# Data listing:
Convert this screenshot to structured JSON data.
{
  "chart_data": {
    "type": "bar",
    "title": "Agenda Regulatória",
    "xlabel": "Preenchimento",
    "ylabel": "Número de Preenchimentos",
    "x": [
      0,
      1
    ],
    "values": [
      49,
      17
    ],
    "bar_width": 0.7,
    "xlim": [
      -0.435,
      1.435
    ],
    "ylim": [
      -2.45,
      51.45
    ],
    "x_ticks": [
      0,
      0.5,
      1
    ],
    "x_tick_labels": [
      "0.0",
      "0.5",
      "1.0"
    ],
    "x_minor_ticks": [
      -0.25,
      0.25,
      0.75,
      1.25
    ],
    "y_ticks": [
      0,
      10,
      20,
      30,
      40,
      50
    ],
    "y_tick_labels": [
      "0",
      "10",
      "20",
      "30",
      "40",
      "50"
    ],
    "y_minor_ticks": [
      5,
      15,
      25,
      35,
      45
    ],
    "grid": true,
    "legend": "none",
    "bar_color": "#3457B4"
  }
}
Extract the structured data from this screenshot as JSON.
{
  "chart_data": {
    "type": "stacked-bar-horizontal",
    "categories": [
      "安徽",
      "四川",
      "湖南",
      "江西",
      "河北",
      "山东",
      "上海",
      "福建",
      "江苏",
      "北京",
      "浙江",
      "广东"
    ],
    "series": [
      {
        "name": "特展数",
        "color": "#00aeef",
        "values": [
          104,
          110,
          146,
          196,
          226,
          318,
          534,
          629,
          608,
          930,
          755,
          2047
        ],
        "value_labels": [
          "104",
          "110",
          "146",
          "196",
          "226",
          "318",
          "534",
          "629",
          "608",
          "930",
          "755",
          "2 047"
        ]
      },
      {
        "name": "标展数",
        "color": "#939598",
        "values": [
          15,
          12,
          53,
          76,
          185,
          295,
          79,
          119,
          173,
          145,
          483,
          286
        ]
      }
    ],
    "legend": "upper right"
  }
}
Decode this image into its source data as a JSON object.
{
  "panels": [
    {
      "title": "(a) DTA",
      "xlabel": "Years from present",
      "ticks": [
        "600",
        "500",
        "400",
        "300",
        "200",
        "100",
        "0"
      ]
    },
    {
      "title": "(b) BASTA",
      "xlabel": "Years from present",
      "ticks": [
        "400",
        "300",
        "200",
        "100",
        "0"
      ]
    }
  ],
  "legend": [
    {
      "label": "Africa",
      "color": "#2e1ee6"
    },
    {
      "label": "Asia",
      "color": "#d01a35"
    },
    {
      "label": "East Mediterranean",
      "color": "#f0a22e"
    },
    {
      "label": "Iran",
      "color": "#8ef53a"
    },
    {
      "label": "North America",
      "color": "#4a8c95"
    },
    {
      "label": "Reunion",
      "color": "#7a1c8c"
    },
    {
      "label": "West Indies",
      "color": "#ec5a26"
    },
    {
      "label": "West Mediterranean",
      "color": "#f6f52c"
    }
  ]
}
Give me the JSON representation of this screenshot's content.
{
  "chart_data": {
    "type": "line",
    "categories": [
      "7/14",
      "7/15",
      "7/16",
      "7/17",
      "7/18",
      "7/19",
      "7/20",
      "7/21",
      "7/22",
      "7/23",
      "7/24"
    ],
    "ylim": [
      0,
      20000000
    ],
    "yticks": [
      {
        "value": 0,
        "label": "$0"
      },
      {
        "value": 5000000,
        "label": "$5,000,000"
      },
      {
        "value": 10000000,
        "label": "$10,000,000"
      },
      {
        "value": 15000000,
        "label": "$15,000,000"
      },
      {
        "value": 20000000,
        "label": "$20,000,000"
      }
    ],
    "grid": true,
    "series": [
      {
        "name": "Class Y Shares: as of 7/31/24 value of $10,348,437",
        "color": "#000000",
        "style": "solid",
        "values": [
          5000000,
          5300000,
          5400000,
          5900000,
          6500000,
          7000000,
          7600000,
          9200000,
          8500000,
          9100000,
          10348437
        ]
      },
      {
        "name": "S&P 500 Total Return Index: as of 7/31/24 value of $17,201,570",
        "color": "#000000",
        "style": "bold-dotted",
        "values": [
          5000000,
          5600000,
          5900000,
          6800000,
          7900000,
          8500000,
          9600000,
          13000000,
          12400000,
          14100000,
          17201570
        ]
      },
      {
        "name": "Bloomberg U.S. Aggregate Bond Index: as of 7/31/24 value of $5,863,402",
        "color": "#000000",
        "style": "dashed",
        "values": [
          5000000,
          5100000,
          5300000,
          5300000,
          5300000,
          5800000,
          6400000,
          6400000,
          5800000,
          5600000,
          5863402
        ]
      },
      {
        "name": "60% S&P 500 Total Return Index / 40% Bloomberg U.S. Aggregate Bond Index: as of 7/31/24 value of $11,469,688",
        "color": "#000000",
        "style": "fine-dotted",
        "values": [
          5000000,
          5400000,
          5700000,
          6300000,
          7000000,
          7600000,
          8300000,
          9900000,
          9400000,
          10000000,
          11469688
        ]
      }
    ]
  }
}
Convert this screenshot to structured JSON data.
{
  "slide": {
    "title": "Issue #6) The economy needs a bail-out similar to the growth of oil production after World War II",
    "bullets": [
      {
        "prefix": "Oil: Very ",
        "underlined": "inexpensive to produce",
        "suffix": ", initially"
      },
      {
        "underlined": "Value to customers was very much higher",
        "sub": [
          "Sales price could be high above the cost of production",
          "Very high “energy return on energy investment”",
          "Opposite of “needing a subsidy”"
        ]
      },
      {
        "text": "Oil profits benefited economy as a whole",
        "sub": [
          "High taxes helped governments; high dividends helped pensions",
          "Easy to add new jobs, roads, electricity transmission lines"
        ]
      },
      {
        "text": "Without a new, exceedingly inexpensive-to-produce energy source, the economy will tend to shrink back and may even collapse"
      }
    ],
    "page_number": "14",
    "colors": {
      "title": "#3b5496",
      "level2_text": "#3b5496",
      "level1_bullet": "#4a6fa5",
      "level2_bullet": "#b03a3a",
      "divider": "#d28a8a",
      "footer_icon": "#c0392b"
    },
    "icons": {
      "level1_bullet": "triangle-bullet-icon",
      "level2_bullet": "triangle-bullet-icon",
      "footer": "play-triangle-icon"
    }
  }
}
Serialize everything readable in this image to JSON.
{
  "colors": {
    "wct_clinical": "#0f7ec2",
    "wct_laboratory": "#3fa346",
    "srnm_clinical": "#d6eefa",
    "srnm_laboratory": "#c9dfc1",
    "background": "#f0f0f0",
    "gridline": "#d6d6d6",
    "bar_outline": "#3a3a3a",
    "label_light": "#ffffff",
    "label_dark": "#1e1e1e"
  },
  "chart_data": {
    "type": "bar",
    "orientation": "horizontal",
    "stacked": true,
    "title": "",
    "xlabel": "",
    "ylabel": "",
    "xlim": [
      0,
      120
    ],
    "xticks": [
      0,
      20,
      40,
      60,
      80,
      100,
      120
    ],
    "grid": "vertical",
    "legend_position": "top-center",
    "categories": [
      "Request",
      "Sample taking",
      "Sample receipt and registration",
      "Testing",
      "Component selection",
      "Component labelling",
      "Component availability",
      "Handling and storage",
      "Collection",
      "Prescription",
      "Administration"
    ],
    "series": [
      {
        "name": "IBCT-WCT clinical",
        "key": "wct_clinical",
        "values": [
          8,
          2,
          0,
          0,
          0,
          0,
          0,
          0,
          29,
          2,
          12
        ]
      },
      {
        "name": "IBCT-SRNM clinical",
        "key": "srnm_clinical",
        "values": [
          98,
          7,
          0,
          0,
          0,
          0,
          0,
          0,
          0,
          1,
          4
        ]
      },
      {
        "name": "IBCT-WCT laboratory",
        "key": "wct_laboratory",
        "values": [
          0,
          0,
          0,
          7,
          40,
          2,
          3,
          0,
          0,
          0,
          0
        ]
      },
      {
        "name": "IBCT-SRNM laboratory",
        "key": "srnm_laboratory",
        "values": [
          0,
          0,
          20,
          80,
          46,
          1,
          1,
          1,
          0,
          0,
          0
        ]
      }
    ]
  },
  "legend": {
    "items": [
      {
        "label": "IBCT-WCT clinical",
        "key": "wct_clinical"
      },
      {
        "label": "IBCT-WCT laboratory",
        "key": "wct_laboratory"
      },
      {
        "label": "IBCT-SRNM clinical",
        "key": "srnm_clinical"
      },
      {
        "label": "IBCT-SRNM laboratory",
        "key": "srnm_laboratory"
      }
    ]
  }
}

# Task:
Pull out each line of the listing that holds the string "screenshot".

# Response for this exercise:
Convert this screenshot to structured JSON data.
Extract the structured data from this screenshot as JSON.
Give me the JSON representation of this screenshot's content.
Convert this screenshot to structured JSON data.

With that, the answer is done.